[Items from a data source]
— BEGIN —

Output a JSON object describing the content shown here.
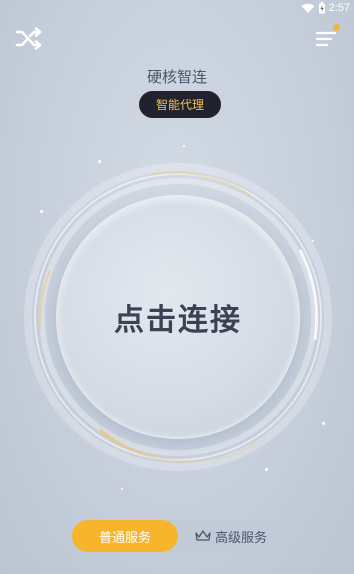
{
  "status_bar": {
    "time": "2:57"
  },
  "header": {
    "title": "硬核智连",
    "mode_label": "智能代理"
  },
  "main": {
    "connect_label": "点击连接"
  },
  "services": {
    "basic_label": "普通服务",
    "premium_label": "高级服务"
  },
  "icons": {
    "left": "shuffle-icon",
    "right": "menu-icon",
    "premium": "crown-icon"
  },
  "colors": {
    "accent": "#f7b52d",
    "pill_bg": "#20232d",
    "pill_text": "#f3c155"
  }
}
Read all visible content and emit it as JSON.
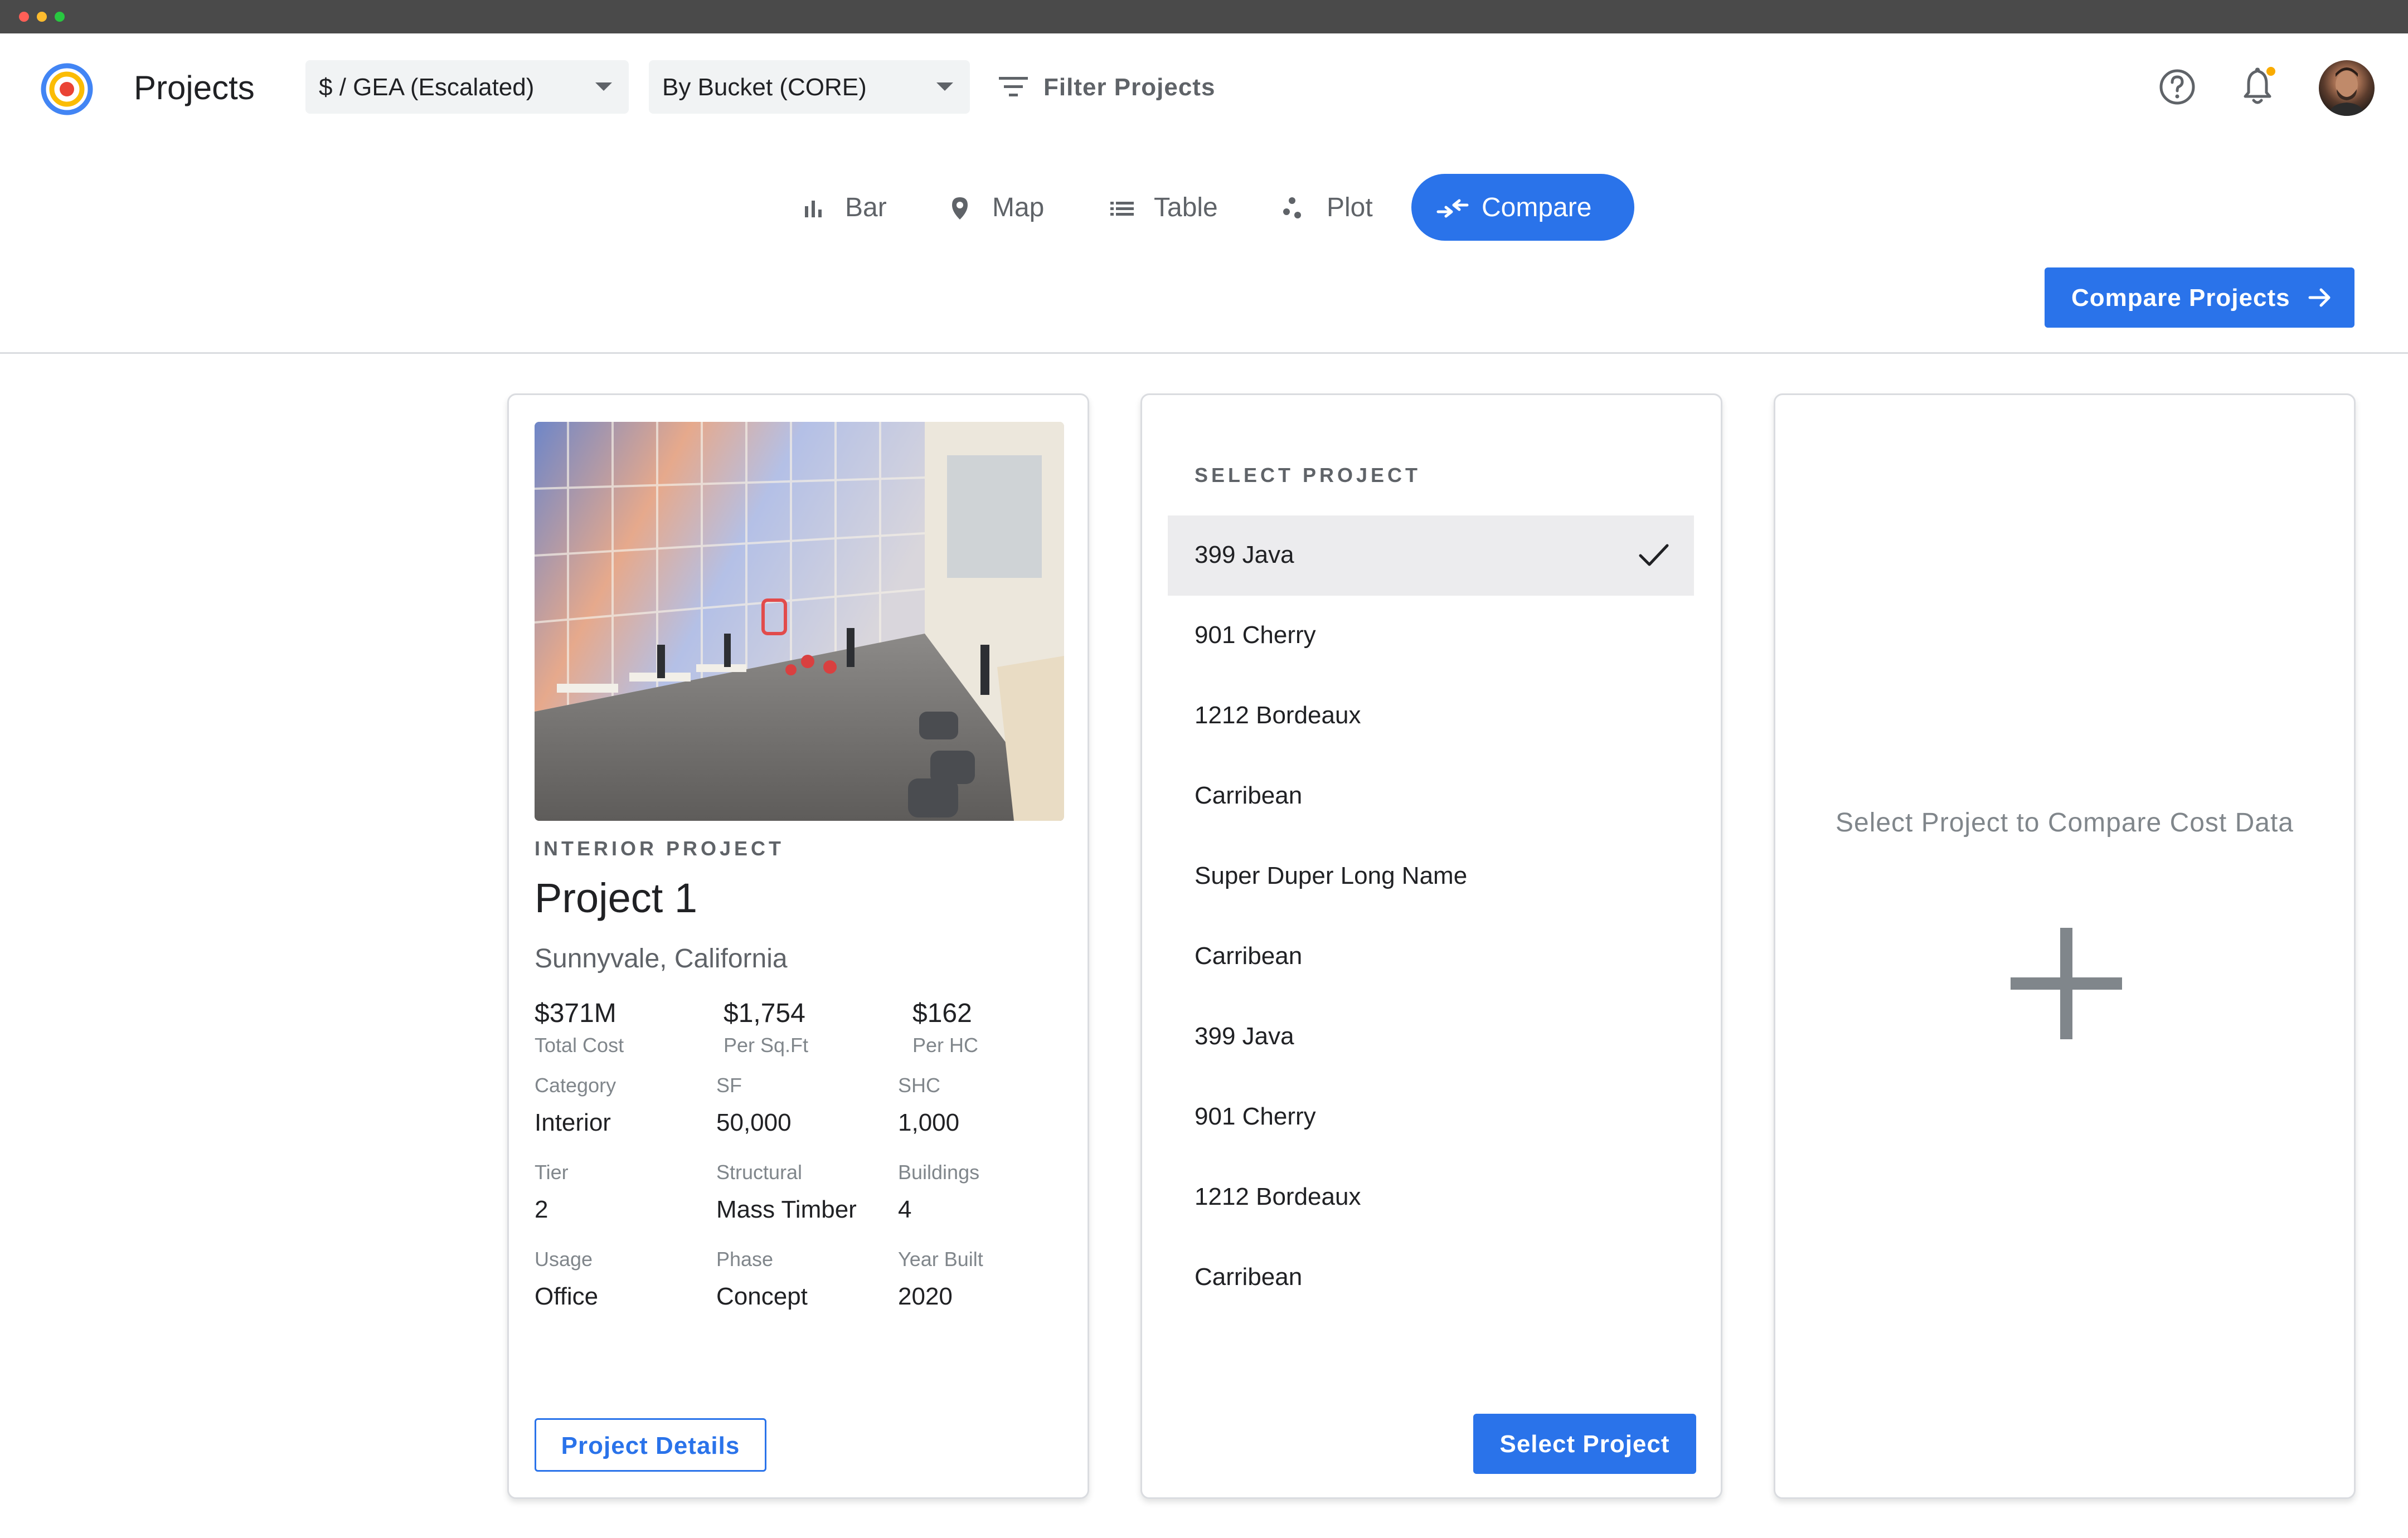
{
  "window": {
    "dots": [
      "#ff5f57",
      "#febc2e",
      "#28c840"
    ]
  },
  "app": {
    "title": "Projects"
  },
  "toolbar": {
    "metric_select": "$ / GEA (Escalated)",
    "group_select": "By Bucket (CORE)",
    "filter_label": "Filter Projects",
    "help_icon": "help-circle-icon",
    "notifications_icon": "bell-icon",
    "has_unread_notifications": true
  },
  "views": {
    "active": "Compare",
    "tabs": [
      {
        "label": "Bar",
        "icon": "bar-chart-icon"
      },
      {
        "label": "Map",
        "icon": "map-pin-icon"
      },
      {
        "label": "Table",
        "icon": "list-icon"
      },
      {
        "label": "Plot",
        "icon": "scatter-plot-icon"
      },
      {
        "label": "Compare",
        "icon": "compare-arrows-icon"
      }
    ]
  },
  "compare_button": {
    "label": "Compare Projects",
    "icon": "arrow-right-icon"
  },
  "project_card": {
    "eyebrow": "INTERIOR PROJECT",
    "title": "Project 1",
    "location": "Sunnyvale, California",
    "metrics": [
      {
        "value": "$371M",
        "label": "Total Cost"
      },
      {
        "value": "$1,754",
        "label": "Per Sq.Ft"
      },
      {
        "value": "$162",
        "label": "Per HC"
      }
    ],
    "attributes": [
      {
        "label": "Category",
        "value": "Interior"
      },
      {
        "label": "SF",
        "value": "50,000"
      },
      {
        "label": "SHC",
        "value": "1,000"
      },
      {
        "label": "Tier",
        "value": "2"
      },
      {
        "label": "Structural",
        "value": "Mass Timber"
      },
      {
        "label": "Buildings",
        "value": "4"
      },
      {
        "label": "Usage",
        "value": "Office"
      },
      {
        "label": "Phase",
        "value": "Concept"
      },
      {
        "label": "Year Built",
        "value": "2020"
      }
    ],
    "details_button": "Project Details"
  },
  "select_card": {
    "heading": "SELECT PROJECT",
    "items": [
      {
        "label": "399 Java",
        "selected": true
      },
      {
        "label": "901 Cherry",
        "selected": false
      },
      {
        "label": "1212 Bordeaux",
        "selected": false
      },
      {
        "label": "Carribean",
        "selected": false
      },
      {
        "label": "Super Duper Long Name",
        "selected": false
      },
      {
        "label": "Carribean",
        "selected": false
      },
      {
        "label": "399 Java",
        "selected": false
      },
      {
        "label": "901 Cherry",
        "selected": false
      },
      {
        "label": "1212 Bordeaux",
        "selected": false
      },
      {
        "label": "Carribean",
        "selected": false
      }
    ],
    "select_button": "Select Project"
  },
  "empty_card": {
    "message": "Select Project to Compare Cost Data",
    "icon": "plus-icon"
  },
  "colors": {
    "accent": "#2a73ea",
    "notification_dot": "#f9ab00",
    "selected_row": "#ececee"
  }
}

— END —

_GOAL:_ Reproduce the whole listing exactly, but not the images in it.

_SOLUTION:_
Output a JSON object describing the content shown here.
{
  "status_bar": {
    "time": "2:57"
  },
  "header": {
    "title": "硬核智连",
    "mode_label": "智能代理"
  },
  "main": {
    "connect_label": "点击连接"
  },
  "services": {
    "basic_label": "普通服务",
    "premium_label": "高级服务"
  },
  "icons": {
    "left": "shuffle-icon",
    "right": "menu-icon",
    "premium": "crown-icon"
  },
  "colors": {
    "accent": "#f7b52d",
    "pill_bg": "#20232d",
    "pill_text": "#f3c155"
  }
}
Read all visible content and emit it as JSON.
{
  "window": {
    "dots": [
      "#ff5f57",
      "#febc2e",
      "#28c840"
    ]
  },
  "app": {
    "title": "Projects"
  },
  "toolbar": {
    "metric_select": "$ / GEA (Escalated)",
    "group_select": "By Bucket (CORE)",
    "filter_label": "Filter Projects",
    "help_icon": "help-circle-icon",
    "notifications_icon": "bell-icon",
    "has_unread_notifications": true
  },
  "views": {
    "active": "Compare",
    "tabs": [
      {
        "label": "Bar",
        "icon": "bar-chart-icon"
      },
      {
        "label": "Map",
        "icon": "map-pin-icon"
      },
      {
        "label": "Table",
        "icon": "list-icon"
      },
      {
        "label": "Plot",
        "icon": "scatter-plot-icon"
      },
      {
        "label": "Compare",
        "icon": "compare-arrows-icon"
      }
    ]
  },
  "compare_button": {
    "label": "Compare Projects",
    "icon": "arrow-right-icon"
  },
  "project_card": {
    "eyebrow": "INTERIOR PROJECT",
    "title": "Project 1",
    "location": "Sunnyvale, California",
    "metrics": [
      {
        "value": "$371M",
        "label": "Total Cost"
      },
      {
        "value": "$1,754",
        "label": "Per Sq.Ft"
      },
      {
        "value": "$162",
        "label": "Per HC"
      }
    ],
    "attributes": [
      {
        "label": "Category",
        "value": "Interior"
      },
      {
        "label": "SF",
        "value": "50,000"
      },
      {
        "label": "SHC",
        "value": "1,000"
      },
      {
        "label": "Tier",
        "value": "2"
      },
      {
        "label": "Structural",
        "value": "Mass Timber"
      },
      {
        "label": "Buildings",
        "value": "4"
      },
      {
        "label": "Usage",
        "value": "Office"
      },
      {
        "label": "Phase",
        "value": "Concept"
      },
      {
        "label": "Year Built",
        "value": "2020"
      }
    ],
    "details_button": "Project Details"
  },
  "select_card": {
    "heading": "SELECT PROJECT",
    "items": [
      {
        "label": "399 Java",
        "selected": true
      },
      {
        "label": "901 Cherry",
        "selected": false
      },
      {
        "label": "1212 Bordeaux",
        "selected": false
      },
      {
        "label": "Carribean",
        "selected": false
      },
      {
        "label": "Super Duper Long Name",
        "selected": false
      },
      {
        "label": "Carribean",
        "selected": false
      },
      {
        "label": "399 Java",
        "selected": false
      },
      {
        "label": "901 Cherry",
        "selected": false
      },
      {
        "label": "1212 Bordeaux",
        "selected": false
      },
      {
        "label": "Carribean",
        "selected": false
      }
    ],
    "select_button": "Select Project"
  },
  "empty_card": {
    "message": "Select Project to Compare Cost Data",
    "icon": "plus-icon"
  },
  "colors": {
    "accent": "#2a73ea",
    "notification_dot": "#f9ab00",
    "selected_row": "#ececee"
  }
}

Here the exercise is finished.